## WHAT TO DO
Pull out every line with the word "which".

(Data entries)
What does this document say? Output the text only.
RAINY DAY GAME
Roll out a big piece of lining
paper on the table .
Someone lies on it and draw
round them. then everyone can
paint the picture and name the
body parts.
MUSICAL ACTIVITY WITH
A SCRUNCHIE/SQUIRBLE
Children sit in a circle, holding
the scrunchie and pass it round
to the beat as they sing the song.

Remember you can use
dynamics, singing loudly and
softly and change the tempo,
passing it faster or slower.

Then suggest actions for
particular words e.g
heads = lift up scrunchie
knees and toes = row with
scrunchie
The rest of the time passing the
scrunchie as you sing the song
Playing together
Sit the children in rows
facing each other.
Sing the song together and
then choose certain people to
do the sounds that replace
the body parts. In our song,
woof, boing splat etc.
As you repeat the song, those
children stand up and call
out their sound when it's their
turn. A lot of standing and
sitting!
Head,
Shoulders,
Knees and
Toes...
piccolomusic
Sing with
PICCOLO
==
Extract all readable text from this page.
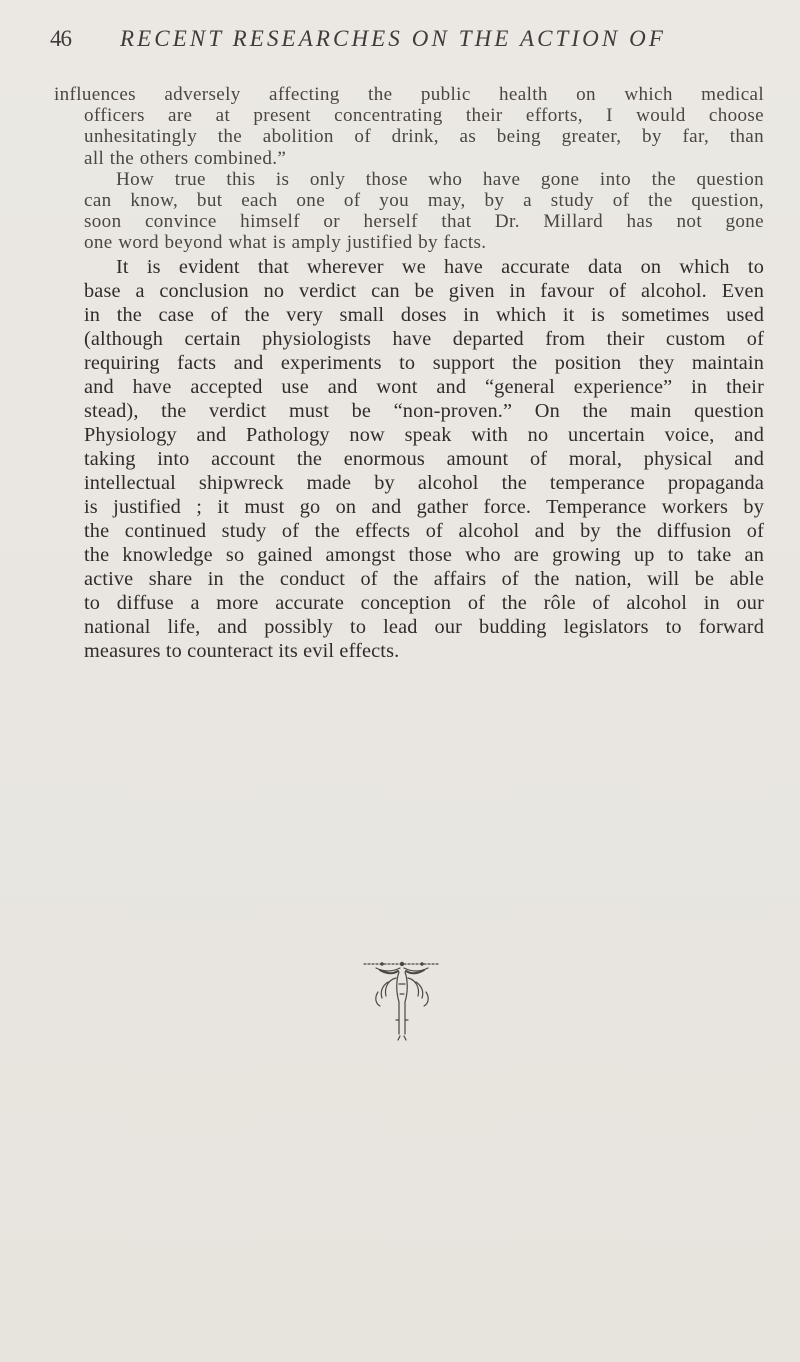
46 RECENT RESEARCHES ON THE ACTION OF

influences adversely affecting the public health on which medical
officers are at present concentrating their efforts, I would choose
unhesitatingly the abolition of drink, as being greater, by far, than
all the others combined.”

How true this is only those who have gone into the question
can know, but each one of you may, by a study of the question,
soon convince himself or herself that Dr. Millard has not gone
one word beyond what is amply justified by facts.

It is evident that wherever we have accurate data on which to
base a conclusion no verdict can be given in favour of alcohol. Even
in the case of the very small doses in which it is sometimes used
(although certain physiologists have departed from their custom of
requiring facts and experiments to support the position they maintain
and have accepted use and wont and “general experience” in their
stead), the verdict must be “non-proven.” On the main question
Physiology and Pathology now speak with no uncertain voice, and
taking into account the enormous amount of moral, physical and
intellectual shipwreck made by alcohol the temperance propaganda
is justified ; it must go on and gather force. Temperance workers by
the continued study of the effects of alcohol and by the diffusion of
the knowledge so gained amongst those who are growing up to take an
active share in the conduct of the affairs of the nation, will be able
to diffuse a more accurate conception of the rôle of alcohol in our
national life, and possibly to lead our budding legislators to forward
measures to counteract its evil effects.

## CORRECT OUTPUT
influences adversely affecting the public health on which medical
It is evident that wherever we have accurate data on which to
in the case of the very small doses in which it is sometimes used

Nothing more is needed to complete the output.